TEXT EXTRACT:
%%

This is at best hard, and for an environment such as ours (developing in 
Java and C#/.NET, but also Cobol, raw assembler, PL/1 ... ), well nigh 

This would become worse in a truly 'loosely coupled' web world, where 
you don't even know who is consuming your service, or how they are 
consuming it.

Guillaume Lebleu wrote:

> I agree, there is no magic silver bullet.
> But there are technologies/tools that can make it easier to analyze the
> impact of changes of WSDL/XML Schema on Web Service's implementation.
> Of course, the catch is to start this implementation with a language that
> supports static type checking based on the XML Schema type system. XDuce,
> Xstatic, Xen (Microsoft), CDuce, BXPL (Brixlogic, based on Java) are
> languages that have such a feature. The same way a Java compiler warns the
> user that a wrong type (i.e. not subtype) is passed/returned to/from a
> method, and say which statement breaks the required type, these languages
> will guarantee that the WS returns at all time an XML that matches the
> output XSD, as long as an XML that matches the input XSD is sent to the WS,
> and if not, will pinpoint to the statement that breaks the contract.

%%

SUPPLIED DATA:
%%

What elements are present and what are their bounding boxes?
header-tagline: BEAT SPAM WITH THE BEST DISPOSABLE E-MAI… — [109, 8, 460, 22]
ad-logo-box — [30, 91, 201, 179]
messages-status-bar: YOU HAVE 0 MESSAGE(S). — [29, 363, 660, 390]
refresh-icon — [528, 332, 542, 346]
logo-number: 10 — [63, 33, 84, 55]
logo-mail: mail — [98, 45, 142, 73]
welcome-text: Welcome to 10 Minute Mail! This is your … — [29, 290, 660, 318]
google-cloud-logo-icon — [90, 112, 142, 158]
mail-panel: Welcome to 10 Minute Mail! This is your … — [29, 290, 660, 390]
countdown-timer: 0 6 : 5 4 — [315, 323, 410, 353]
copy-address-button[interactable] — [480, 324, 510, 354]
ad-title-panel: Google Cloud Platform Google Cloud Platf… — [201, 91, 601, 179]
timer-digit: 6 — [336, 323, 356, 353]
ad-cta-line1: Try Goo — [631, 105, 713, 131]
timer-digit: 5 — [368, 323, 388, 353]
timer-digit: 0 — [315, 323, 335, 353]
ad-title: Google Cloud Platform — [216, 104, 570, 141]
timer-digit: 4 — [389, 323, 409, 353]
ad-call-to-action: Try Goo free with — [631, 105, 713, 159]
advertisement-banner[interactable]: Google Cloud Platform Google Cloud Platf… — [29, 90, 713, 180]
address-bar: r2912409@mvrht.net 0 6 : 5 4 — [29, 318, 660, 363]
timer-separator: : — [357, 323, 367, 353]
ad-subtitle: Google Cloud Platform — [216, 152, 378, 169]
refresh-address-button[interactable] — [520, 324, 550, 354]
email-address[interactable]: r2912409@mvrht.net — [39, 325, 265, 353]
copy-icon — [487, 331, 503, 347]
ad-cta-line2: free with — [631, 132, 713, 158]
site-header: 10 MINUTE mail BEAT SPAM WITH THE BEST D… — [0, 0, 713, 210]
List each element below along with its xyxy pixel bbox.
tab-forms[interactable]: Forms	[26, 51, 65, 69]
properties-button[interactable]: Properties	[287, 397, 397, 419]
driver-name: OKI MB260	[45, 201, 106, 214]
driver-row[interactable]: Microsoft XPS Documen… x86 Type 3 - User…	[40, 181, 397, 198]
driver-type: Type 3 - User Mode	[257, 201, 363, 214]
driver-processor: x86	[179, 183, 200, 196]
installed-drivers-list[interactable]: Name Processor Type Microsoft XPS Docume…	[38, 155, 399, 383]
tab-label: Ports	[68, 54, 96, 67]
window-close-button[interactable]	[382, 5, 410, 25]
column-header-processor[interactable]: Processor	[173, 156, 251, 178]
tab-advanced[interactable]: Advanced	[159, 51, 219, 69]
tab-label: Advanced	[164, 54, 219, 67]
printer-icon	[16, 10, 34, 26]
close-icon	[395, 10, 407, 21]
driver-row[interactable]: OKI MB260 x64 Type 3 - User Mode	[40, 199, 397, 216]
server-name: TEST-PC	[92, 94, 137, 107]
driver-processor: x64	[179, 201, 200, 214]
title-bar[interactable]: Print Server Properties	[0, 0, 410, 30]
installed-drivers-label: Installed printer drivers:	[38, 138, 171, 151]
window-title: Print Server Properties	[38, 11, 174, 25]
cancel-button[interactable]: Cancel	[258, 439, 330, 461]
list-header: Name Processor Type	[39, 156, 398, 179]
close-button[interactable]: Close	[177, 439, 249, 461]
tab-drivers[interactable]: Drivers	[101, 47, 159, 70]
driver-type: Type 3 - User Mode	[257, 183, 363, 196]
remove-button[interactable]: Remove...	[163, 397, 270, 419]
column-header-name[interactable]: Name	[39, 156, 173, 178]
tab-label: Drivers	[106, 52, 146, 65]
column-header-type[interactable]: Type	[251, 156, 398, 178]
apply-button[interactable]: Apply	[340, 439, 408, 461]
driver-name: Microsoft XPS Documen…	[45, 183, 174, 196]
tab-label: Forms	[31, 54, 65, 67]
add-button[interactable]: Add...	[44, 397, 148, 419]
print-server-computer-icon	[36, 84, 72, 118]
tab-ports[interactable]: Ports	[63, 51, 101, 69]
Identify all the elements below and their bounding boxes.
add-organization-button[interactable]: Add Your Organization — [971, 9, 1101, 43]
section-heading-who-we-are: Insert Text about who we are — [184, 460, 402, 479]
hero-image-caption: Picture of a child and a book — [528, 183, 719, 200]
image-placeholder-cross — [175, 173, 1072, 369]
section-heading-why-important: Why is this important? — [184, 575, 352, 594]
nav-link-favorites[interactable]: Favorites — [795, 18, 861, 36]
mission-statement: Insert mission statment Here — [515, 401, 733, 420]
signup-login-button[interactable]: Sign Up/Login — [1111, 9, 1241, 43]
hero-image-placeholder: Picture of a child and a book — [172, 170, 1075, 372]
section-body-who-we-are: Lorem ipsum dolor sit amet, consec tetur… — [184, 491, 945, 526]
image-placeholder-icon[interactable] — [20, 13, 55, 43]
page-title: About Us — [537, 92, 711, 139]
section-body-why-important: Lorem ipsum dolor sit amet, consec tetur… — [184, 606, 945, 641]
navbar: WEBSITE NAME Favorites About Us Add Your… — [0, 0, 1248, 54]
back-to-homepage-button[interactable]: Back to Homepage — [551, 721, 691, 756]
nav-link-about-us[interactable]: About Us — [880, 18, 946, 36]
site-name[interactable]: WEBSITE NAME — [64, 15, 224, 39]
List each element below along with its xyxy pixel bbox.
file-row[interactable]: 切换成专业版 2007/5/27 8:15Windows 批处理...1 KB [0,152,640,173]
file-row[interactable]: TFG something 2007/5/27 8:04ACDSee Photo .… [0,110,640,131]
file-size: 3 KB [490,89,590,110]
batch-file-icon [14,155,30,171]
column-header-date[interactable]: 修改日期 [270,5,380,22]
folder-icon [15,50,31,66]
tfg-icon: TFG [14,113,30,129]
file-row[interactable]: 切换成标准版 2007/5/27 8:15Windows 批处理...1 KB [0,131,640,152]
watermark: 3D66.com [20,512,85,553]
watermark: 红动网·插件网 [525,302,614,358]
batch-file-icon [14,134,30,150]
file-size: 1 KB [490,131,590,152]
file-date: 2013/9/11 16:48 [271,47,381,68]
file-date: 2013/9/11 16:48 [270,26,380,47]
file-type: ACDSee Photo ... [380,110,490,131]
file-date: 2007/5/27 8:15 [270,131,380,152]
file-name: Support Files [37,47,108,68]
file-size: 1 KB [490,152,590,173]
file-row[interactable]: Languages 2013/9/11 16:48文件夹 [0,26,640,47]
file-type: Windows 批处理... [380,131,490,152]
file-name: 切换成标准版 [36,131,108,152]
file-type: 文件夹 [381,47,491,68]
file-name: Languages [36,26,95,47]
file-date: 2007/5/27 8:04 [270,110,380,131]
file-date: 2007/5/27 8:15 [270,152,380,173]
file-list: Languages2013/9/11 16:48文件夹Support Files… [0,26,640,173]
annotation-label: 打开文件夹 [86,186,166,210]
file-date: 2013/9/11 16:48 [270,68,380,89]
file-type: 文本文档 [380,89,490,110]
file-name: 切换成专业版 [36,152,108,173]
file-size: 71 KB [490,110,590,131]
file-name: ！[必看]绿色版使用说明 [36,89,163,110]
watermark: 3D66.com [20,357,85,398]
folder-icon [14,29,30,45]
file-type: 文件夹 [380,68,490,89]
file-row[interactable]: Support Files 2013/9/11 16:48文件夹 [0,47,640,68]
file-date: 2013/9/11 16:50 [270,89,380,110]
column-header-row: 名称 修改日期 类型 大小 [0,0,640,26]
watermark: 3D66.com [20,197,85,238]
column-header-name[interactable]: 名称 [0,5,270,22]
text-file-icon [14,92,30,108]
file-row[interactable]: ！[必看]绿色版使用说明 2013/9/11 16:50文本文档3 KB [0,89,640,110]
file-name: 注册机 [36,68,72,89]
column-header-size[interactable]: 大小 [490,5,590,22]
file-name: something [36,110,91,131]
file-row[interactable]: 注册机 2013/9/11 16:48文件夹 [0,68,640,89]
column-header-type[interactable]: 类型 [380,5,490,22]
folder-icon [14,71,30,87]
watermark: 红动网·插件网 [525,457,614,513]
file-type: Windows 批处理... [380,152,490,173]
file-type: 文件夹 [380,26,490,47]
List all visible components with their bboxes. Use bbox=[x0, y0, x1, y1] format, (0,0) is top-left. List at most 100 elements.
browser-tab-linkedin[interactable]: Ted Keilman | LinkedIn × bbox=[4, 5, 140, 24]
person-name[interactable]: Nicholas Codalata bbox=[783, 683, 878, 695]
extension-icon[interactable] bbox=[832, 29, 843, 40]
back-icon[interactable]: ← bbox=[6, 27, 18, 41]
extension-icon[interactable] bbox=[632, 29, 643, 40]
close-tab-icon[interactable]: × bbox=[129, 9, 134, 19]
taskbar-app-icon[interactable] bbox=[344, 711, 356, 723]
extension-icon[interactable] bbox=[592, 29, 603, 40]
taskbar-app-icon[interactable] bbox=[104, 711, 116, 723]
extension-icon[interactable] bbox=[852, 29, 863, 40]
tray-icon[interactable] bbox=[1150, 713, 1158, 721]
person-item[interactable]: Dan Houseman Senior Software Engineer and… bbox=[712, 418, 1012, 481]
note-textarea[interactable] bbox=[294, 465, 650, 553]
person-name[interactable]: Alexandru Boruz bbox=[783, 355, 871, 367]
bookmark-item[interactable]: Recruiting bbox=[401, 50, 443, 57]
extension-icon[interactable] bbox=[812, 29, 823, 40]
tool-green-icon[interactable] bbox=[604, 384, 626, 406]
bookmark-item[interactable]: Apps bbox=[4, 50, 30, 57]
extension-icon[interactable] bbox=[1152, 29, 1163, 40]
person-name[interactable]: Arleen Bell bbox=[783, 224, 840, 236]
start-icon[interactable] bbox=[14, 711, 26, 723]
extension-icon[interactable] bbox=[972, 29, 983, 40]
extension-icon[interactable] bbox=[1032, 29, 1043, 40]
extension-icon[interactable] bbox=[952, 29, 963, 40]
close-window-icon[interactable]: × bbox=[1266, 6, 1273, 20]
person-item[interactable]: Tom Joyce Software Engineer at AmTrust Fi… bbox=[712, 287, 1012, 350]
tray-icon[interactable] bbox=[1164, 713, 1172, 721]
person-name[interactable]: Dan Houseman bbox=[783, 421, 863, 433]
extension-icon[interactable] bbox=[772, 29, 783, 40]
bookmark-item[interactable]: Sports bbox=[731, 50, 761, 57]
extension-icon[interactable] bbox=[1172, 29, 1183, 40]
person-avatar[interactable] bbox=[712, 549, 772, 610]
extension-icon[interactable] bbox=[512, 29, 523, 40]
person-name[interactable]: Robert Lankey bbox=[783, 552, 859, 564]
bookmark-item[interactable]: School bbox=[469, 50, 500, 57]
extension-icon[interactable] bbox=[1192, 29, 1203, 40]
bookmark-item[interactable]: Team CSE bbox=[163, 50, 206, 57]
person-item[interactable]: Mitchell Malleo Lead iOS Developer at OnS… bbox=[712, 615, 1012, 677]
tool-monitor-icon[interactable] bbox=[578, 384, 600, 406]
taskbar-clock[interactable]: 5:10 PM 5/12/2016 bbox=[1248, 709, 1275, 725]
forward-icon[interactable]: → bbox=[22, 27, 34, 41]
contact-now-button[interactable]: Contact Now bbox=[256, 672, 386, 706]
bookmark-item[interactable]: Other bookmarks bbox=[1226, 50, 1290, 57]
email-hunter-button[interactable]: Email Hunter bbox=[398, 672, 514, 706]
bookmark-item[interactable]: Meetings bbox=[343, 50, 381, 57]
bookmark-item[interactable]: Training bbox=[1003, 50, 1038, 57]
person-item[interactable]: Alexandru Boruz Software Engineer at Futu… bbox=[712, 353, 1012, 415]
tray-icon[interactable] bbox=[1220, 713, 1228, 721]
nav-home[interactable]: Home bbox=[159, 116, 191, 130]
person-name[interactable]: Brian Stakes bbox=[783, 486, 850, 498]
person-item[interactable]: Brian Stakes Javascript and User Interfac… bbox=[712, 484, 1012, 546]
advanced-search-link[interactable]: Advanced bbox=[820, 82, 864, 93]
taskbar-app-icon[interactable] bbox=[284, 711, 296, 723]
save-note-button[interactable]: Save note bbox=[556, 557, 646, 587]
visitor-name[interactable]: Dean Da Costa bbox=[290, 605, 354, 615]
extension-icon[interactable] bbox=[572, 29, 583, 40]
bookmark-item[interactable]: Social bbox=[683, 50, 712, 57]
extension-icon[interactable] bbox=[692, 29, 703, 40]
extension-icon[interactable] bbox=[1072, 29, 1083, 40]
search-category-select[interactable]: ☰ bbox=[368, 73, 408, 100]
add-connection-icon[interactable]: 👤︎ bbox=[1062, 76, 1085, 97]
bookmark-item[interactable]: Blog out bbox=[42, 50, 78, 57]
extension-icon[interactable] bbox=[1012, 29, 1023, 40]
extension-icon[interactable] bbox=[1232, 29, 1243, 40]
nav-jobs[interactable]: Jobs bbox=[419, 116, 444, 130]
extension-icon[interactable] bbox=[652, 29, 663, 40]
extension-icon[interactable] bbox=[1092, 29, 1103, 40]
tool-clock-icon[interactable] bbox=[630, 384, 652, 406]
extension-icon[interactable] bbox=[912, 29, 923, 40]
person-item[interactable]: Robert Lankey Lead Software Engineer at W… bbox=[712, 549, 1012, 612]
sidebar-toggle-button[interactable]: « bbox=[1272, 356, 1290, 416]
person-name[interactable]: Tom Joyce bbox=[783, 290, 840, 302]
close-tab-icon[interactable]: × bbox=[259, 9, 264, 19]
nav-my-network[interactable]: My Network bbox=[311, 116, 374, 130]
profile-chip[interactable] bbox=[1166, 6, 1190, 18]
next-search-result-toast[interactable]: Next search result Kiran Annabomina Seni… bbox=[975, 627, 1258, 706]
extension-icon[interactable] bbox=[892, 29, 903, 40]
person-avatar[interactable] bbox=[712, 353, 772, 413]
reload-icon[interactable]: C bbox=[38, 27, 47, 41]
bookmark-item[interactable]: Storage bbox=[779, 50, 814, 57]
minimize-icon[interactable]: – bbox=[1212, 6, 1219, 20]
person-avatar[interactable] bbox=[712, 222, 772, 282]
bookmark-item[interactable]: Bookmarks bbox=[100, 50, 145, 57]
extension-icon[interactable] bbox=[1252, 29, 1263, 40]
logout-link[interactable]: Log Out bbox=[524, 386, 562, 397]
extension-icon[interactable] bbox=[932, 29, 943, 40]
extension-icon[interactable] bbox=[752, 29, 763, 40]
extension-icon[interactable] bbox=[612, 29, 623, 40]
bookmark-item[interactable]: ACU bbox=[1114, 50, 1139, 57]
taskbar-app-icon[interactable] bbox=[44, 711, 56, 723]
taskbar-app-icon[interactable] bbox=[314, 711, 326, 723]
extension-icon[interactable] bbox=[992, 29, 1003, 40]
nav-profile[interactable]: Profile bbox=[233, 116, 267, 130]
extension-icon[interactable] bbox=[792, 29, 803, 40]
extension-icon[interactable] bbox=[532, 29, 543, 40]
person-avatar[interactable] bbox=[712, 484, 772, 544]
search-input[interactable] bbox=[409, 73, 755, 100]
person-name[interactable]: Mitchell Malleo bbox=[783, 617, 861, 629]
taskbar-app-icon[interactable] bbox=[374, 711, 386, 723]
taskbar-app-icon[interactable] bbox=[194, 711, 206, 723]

%%

AIM 1:
Return the part of the Web Service discussion that runs from "This is at best" up to and including "magic silver bullet.".
AIM 2:
Please summarize the Web Service discussion in two sentences.
AIM 3:
Render this sentence from the Web Service discussion in Spanish: "This would become worse in a truly 'loosely coupled' web world, where you don't even know who is consuming your service, or how they are consuming it."
Nothing in the records is needed here.

TASK RESPONSE 1:
This is at best hard, and for an environment such as ours (developing in 
Java and C#/.NET, but also Cobol, raw assembler, PL/1 ... ), well nigh 

This would become worse in a truly 'loosely coupled' web world, where 
you don't even know who is consuming your service, or how they are 
consuming it.

Guillaume Lebleu wrote:

> I agree, there is no magic silver bullet.

TASK RESPONSE 2:
The opening writer says the situation would get worse in a truly loosely coupled web world, where you don't know who is consuming your service or how. In the quoted reply, Guillaume Lebleu agrees there is no magic silver bullet but says that languages with static type checking based on the XML Schema type system, such as XDuce, Xstatic, Xen, CDuce and BXPL, make it easier to analyze the impact of WSDL/XML Schema changes, because they guarantee that the service returns XML matching the output XSD when given XML matching the input XSD, and otherwise pinpoint the statement that breaks the contract.

TASK RESPONSE 3:
Esto empeoraría en un mundo web verdaderamente "débilmente acoplado", donde ni siquiera sabes quién está consumiendo tu servicio ni cómo lo está consumiendo.